- **CHALLENGE**:
Retype the records below exactly as they appear.

— BEGIN RECORDS SHOWN —

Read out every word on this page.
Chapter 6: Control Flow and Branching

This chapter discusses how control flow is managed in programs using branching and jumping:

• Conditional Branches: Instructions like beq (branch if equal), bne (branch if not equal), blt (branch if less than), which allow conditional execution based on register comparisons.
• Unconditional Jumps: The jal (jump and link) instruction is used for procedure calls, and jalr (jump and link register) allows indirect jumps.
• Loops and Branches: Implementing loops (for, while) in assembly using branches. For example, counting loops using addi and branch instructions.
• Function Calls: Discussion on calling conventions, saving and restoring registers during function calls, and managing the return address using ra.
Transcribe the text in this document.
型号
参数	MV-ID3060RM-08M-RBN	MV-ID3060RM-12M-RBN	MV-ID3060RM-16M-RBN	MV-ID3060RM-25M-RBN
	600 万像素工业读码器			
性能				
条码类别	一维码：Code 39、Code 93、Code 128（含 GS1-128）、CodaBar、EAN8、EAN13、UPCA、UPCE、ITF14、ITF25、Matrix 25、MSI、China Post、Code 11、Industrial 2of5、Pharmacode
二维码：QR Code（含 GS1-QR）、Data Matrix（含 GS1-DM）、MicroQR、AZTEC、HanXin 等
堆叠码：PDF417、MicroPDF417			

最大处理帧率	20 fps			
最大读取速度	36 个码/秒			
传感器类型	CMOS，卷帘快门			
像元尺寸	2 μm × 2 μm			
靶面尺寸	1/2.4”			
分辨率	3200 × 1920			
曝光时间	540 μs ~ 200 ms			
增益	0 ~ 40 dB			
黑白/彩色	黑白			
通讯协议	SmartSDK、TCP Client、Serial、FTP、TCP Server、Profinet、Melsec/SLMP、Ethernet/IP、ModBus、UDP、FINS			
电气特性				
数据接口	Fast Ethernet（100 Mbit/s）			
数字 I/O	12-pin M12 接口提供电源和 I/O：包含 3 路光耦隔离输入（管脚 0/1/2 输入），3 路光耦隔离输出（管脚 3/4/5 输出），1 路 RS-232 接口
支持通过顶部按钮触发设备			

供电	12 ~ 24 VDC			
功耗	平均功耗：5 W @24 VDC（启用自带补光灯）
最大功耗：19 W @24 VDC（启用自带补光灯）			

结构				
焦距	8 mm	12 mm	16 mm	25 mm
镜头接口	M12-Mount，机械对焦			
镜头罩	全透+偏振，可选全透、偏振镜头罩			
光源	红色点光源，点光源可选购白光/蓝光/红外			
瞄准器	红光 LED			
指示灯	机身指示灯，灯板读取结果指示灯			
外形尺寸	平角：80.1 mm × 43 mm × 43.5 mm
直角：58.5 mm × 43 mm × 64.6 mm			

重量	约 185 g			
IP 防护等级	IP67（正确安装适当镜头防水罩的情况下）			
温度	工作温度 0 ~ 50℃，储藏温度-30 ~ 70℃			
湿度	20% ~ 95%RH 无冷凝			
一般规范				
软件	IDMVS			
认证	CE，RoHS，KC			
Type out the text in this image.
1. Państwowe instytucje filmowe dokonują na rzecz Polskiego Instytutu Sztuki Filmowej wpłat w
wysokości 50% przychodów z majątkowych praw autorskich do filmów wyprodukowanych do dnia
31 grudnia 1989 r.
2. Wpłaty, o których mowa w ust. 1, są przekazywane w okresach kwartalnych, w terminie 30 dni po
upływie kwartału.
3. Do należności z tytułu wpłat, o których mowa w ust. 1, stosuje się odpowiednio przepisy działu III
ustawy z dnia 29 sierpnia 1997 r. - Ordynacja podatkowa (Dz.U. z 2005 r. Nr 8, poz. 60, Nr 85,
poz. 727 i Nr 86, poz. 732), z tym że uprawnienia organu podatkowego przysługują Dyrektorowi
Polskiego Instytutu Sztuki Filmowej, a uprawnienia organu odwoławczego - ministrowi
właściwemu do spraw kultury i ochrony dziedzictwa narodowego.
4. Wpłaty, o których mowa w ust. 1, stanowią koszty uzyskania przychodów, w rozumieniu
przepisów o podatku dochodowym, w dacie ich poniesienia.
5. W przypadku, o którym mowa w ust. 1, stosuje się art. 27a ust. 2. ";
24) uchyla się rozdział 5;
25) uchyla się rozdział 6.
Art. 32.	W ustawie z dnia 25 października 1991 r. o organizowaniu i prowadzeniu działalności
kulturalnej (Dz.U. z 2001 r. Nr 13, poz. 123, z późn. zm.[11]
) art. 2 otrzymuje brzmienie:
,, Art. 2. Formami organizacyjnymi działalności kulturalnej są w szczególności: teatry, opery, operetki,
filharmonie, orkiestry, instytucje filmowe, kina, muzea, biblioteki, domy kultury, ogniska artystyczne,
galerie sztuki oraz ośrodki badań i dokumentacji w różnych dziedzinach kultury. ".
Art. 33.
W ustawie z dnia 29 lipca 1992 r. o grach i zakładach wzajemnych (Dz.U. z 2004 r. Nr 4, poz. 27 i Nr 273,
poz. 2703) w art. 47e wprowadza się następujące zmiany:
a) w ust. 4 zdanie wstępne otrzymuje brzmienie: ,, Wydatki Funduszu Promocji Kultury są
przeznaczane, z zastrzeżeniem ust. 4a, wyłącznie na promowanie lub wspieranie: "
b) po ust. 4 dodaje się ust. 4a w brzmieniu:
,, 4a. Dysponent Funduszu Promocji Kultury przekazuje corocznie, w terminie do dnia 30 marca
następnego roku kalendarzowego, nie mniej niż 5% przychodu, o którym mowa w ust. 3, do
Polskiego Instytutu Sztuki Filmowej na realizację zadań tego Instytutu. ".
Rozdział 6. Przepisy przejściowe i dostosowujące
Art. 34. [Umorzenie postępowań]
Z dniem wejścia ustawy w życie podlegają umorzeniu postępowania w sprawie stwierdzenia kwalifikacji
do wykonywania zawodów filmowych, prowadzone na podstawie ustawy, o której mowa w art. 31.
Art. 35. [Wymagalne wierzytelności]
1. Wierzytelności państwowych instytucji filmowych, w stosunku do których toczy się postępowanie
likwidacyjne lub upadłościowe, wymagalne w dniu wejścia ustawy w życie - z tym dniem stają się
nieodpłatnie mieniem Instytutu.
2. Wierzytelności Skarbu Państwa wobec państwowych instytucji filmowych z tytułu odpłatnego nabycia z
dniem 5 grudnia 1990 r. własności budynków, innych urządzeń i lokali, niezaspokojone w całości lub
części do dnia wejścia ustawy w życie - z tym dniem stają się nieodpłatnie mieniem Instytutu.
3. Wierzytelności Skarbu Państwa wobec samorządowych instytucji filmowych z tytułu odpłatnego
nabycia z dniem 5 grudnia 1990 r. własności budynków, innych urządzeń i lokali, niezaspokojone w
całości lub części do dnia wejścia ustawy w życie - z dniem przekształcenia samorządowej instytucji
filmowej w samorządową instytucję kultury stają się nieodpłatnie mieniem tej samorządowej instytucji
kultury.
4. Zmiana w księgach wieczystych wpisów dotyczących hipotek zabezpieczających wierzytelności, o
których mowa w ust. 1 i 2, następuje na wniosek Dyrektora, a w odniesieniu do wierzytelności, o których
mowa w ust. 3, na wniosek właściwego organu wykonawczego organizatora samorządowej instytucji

— END RECORDS SHOWN —

- **EXERCISE OUTPUT**:
Read out every word on this page.
Chapter 6: Control Flow and Branching

This chapter discusses how control flow is managed in programs using branching and jumping:

• Conditional Branches: Instructions like beq (branch if equal), bne (branch if not equal), blt (branch if less than), which allow conditional execution based on register comparisons.
• Unconditional Jumps: The jal (jump and link) instruction is used for procedure calls, and jalr (jump and link register) allows indirect jumps.
• Loops and Branches: Implementing loops (for, while) in assembly using branches. For example, counting loops using addi and branch instructions.
• Function Calls: Discussion on calling conventions, saving and restoring registers during function calls, and managing the return address using ra.
Transcribe the text in this document.
型号
参数	MV-ID3060RM-08M-RBN	MV-ID3060RM-12M-RBN	MV-ID3060RM-16M-RBN	MV-ID3060RM-25M-RBN
	600 万像素工业读码器			
性能				
条码类别	一维码：Code 39、Code 93、Code 128（含 GS1-128）、CodaBar、EAN8、EAN13、UPCA、UPCE、ITF14、ITF25、Matrix 25、MSI、China Post、Code 11、Industrial 2of5、Pharmacode
二维码：QR Code（含 GS1-QR）、Data Matrix（含 GS1-DM）、MicroQR、AZTEC、HanXin 等
堆叠码：PDF417、MicroPDF417			

最大处理帧率	20 fps			
最大读取速度	36 个码/秒			
传感器类型	CMOS，卷帘快门			
像元尺寸	2 μm × 2 μm			
靶面尺寸	1/2.4”			
分辨率	3200 × 1920			
曝光时间	540 μs ~ 200 ms			
增益	0 ~ 40 dB			
黑白/彩色	黑白			
通讯协议	SmartSDK、TCP Client、Serial、FTP、TCP Server、Profinet、Melsec/SLMP、Ethernet/IP、ModBus、UDP、FINS			
电气特性				
数据接口	Fast Ethernet（100 Mbit/s）			
数字 I/O	12-pin M12 接口提供电源和 I/O：包含 3 路光耦隔离输入（管脚 0/1/2 输入），3 路光耦隔离输出（管脚 3/4/5 输出），1 路 RS-232 接口
支持通过顶部按钮触发设备			

供电	12 ~ 24 VDC			
功耗	平均功耗：5 W @24 VDC（启用自带补光灯）
最大功耗：19 W @24 VDC（启用自带补光灯）			

结构				
焦距	8 mm	12 mm	16 mm	25 mm
镜头接口	M12-Mount，机械对焦			
镜头罩	全透+偏振，可选全透、偏振镜头罩			
光源	红色点光源，点光源可选购白光/蓝光/红外			
瞄准器	红光 LED			
指示灯	机身指示灯，灯板读取结果指示灯			
外形尺寸	平角：80.1 mm × 43 mm × 43.5 mm
直角：58.5 mm × 43 mm × 64.6 mm			

重量	约 185 g			
IP 防护等级	IP67（正确安装适当镜头防水罩的情况下）			
温度	工作温度 0 ~ 50℃，储藏温度-30 ~ 70℃			
湿度	20% ~ 95%RH 无冷凝			
一般规范				
软件	IDMVS			
认证	CE，RoHS，KC			
Type out the text in this image.
1. Państwowe instytucje filmowe dokonują na rzecz Polskiego Instytutu Sztuki Filmowej wpłat w
wysokości 50% przychodów z majątkowych praw autorskich do filmów wyprodukowanych do dnia
31 grudnia 1989 r.
2. Wpłaty, o których mowa w ust. 1, są przekazywane w okresach kwartalnych, w terminie 30 dni po
upływie kwartału.
3. Do należności z tytułu wpłat, o których mowa w ust. 1, stosuje się odpowiednio przepisy działu III
ustawy z dnia 29 sierpnia 1997 r. - Ordynacja podatkowa (Dz.U. z 2005 r. Nr 8, poz. 60, Nr 85,
poz. 727 i Nr 86, poz. 732), z tym że uprawnienia organu podatkowego przysługują Dyrektorowi
Polskiego Instytutu Sztuki Filmowej, a uprawnienia organu odwoławczego - ministrowi
właściwemu do spraw kultury i ochrony dziedzictwa narodowego.
4. Wpłaty, o których mowa w ust. 1, stanowią koszty uzyskania przychodów, w rozumieniu
przepisów o podatku dochodowym, w dacie ich poniesienia.
5. W przypadku, o którym mowa w ust. 1, stosuje się art. 27a ust. 2. ";
24) uchyla się rozdział 5;
25) uchyla się rozdział 6.
Art. 32.	W ustawie z dnia 25 października 1991 r. o organizowaniu i prowadzeniu działalności
kulturalnej (Dz.U. z 2001 r. Nr 13, poz. 123, z późn. zm.[11]
) art. 2 otrzymuje brzmienie:
,, Art. 2. Formami organizacyjnymi działalności kulturalnej są w szczególności: teatry, opery, operetki,
filharmonie, orkiestry, instytucje filmowe, kina, muzea, biblioteki, domy kultury, ogniska artystyczne,
galerie sztuki oraz ośrodki badań i dokumentacji w różnych dziedzinach kultury. ".
Art. 33.
W ustawie z dnia 29 lipca 1992 r. o grach i zakładach wzajemnych (Dz.U. z 2004 r. Nr 4, poz. 27 i Nr 273,
poz. 2703) w art. 47e wprowadza się następujące zmiany:
a) w ust. 4 zdanie wstępne otrzymuje brzmienie: ,, Wydatki Funduszu Promocji Kultury są
przeznaczane, z zastrzeżeniem ust. 4a, wyłącznie na promowanie lub wspieranie: "
b) po ust. 4 dodaje się ust. 4a w brzmieniu:
,, 4a. Dysponent Funduszu Promocji Kultury przekazuje corocznie, w terminie do dnia 30 marca
następnego roku kalendarzowego, nie mniej niż 5% przychodu, o którym mowa w ust. 3, do
Polskiego Instytutu Sztuki Filmowej na realizację zadań tego Instytutu. ".
Rozdział 6. Przepisy przejściowe i dostosowujące
Art. 34. [Umorzenie postępowań]
Z dniem wejścia ustawy w życie podlegają umorzeniu postępowania w sprawie stwierdzenia kwalifikacji
do wykonywania zawodów filmowych, prowadzone na podstawie ustawy, o której mowa w art. 31.
Art. 35. [Wymagalne wierzytelności]
1. Wierzytelności państwowych instytucji filmowych, w stosunku do których toczy się postępowanie
likwidacyjne lub upadłościowe, wymagalne w dniu wejścia ustawy w życie - z tym dniem stają się
nieodpłatnie mieniem Instytutu.
2. Wierzytelności Skarbu Państwa wobec państwowych instytucji filmowych z tytułu odpłatnego nabycia z
dniem 5 grudnia 1990 r. własności budynków, innych urządzeń i lokali, niezaspokojone w całości lub
części do dnia wejścia ustawy w życie - z tym dniem stają się nieodpłatnie mieniem Instytutu.
3. Wierzytelności Skarbu Państwa wobec samorządowych instytucji filmowych z tytułu odpłatnego
nabycia z dniem 5 grudnia 1990 r. własności budynków, innych urządzeń i lokali, niezaspokojone w
całości lub części do dnia wejścia ustawy w życie - z dniem przekształcenia samorządowej instytucji
filmowej w samorządową instytucję kultury stają się nieodpłatnie mieniem tej samorządowej instytucji
kultury.
4. Zmiana w księgach wieczystych wpisów dotyczących hipotek zabezpieczających wierzytelności, o
których mowa w ust. 1 i 2, następuje na wniosek Dyrektora, a w odniesieniu do wierzytelności, o których
mowa w ust. 3, na wniosek właściwego organu wykonawczego organizatora samorządowej instytucji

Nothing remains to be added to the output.